Exercise: Reproduce the data in its entirety, exactly as supplied.

Given records:
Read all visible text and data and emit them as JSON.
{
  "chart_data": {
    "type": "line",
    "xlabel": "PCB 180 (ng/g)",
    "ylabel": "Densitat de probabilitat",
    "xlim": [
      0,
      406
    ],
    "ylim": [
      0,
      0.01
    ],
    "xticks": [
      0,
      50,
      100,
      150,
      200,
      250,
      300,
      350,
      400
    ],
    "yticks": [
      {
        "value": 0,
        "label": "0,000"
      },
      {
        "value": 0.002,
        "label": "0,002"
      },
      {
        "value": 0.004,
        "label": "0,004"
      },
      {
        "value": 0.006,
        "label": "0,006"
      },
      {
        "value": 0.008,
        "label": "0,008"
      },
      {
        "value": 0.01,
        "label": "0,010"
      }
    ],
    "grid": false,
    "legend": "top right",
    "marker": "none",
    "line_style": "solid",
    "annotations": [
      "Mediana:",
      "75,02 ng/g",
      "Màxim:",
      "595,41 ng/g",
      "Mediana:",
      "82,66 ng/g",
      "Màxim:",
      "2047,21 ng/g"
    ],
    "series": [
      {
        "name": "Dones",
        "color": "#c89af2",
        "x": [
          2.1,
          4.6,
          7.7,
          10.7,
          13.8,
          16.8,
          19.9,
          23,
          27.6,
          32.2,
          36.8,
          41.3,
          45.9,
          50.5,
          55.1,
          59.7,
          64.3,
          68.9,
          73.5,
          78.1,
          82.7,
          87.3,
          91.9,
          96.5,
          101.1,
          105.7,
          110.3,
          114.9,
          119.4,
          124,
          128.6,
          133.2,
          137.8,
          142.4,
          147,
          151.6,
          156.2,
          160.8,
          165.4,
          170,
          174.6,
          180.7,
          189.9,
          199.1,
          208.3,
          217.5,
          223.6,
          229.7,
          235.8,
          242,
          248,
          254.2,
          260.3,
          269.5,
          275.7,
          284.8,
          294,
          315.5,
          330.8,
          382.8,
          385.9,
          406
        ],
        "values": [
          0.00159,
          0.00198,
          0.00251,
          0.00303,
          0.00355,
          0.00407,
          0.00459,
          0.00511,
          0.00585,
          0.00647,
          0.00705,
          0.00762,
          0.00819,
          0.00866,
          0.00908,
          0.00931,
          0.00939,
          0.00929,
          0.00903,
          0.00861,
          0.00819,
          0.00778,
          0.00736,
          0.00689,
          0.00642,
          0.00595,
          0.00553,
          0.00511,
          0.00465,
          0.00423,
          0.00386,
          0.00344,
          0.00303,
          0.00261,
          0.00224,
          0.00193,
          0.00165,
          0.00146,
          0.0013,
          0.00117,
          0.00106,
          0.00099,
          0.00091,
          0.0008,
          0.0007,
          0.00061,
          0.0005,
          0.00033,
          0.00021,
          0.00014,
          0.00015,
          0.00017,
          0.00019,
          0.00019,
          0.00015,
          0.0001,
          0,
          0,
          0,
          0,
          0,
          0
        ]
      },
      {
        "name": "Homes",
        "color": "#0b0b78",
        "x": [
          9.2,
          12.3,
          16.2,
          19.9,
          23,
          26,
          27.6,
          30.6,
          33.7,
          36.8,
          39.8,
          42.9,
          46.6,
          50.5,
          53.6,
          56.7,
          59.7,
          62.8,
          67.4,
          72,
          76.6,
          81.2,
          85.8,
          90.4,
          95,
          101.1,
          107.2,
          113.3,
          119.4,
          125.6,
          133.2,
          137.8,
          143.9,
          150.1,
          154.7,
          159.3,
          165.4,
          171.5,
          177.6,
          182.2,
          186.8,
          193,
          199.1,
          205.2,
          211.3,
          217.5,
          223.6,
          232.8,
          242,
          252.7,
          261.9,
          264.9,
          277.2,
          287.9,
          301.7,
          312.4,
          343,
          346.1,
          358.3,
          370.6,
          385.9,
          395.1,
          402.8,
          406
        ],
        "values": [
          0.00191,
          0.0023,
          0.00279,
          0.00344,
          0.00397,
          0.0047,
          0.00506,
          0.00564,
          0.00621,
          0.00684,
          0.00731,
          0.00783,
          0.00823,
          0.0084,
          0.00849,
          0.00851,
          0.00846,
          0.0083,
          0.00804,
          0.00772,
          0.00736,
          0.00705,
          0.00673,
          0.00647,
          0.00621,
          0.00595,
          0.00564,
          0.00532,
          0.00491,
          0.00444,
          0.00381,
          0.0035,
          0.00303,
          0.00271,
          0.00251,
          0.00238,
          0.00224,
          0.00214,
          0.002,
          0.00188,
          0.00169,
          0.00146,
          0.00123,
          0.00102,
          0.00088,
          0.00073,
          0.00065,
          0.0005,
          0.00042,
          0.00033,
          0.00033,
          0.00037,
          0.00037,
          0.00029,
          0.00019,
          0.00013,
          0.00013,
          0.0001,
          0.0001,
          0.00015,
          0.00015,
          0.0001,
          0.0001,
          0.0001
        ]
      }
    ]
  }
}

Response to the exercise:
Read all visible text and data and emit them as JSON.
{
  "chart_data": {
    "type": "line",
    "xlabel": "PCB 180 (ng/g)",
    "ylabel": "Densitat de probabilitat",
    "xlim": [
      0,
      406
    ],
    "ylim": [
      0,
      0.01
    ],
    "xticks": [
      0,
      50,
      100,
      150,
      200,
      250,
      300,
      350,
      400
    ],
    "yticks": [
      {
        "value": 0,
        "label": "0,000"
      },
      {
        "value": 0.002,
        "label": "0,002"
      },
      {
        "value": 0.004,
        "label": "0,004"
      },
      {
        "value": 0.006,
        "label": "0,006"
      },
      {
        "value": 0.008,
        "label": "0,008"
      },
      {
        "value": 0.01,
        "label": "0,010"
      }
    ],
    "grid": false,
    "legend": "top right",
    "marker": "none",
    "line_style": "solid",
    "annotations": [
      "Mediana:",
      "75,02 ng/g",
      "Màxim:",
      "595,41 ng/g",
      "Mediana:",
      "82,66 ng/g",
      "Màxim:",
      "2047,21 ng/g"
    ],
    "series": [
      {
        "name": "Dones",
        "color": "#c89af2",
        "x": [
          2.1,
          4.6,
          7.7,
          10.7,
          13.8,
          16.8,
          19.9,
          23,
          27.6,
          32.2,
          36.8,
          41.3,
          45.9,
          50.5,
          55.1,
          59.7,
          64.3,
          68.9,
          73.5,
          78.1,
          82.7,
          87.3,
          91.9,
          96.5,
          101.1,
          105.7,
          110.3,
          114.9,
          119.4,
          124,
          128.6,
          133.2,
          137.8,
          142.4,
          147,
          151.6,
          156.2,
          160.8,
          165.4,
          170,
          174.6,
          180.7,
          189.9,
          199.1,
          208.3,
          217.5,
          223.6,
          229.7,
          235.8,
          242,
          248,
          254.2,
          260.3,
          269.5,
          275.7,
          284.8,
          294,
          315.5,
          330.8,
          382.8,
          385.9,
          406
        ],
        "values": [
          0.00159,
          0.00198,
          0.00251,
          0.00303,
          0.00355,
          0.00407,
          0.00459,
          0.00511,
          0.00585,
          0.00647,
          0.00705,
          0.00762,
          0.00819,
          0.00866,
          0.00908,
          0.00931,
          0.00939,
          0.00929,
          0.00903,
          0.00861,
          0.00819,
          0.00778,
          0.00736,
          0.00689,
          0.00642,
          0.00595,
          0.00553,
          0.00511,
          0.00465,
          0.00423,
          0.00386,
          0.00344,
          0.00303,
          0.00261,
          0.00224,
          0.00193,
          0.00165,
          0.00146,
          0.0013,
          0.00117,
          0.00106,
          0.00099,
          0.00091,
          0.0008,
          0.0007,
          0.00061,
          0.0005,
          0.00033,
          0.00021,
          0.00014,
          0.00015,
          0.00017,
          0.00019,
          0.00019,
          0.00015,
          0.0001,
          0,
          0,
          0,
          0,
          0,
          0
        ]
      },
      {
        "name": "Homes",
        "color": "#0b0b78",
        "x": [
          9.2,
          12.3,
          16.2,
          19.9,
          23,
          26,
          27.6,
          30.6,
          33.7,
          36.8,
          39.8,
          42.9,
          46.6,
          50.5,
          53.6,
          56.7,
          59.7,
          62.8,
          67.4,
          72,
          76.6,
          81.2,
          85.8,
          90.4,
          95,
          101.1,
          107.2,
          113.3,
          119.4,
          125.6,
          133.2,
          137.8,
          143.9,
          150.1,
          154.7,
          159.3,
          165.4,
          171.5,
          177.6,
          182.2,
          186.8,
          193,
          199.1,
          205.2,
          211.3,
          217.5,
          223.6,
          232.8,
          242,
          252.7,
          261.9,
          264.9,
          277.2,
          287.9,
          301.7,
          312.4,
          343,
          346.1,
          358.3,
          370.6,
          385.9,
          395.1,
          402.8,
          406
        ],
        "values": [
          0.00191,
          0.0023,
          0.00279,
          0.00344,
          0.00397,
          0.0047,
          0.00506,
          0.00564,
          0.00621,
          0.00684,
          0.00731,
          0.00783,
          0.00823,
          0.0084,
          0.00849,
          0.00851,
          0.00846,
          0.0083,
          0.00804,
          0.00772,
          0.00736,
          0.00705,
          0.00673,
          0.00647,
          0.00621,
          0.00595,
          0.00564,
          0.00532,
          0.00491,
          0.00444,
          0.00381,
          0.0035,
          0.00303,
          0.00271,
          0.00251,
          0.00238,
          0.00224,
          0.00214,
          0.002,
          0.00188,
          0.00169,
          0.00146,
          0.00123,
          0.00102,
          0.00088,
          0.00073,
          0.00065,
          0.0005,
          0.00042,
          0.00033,
          0.00033,
          0.00037,
          0.00037,
          0.00029,
          0.00019,
          0.00013,
          0.00013,
          0.0001,
          0.0001,
          0.00015,
          0.00015,
          0.0001,
          0.0001,
          0.0001
        ]
      }
    ]
  }
}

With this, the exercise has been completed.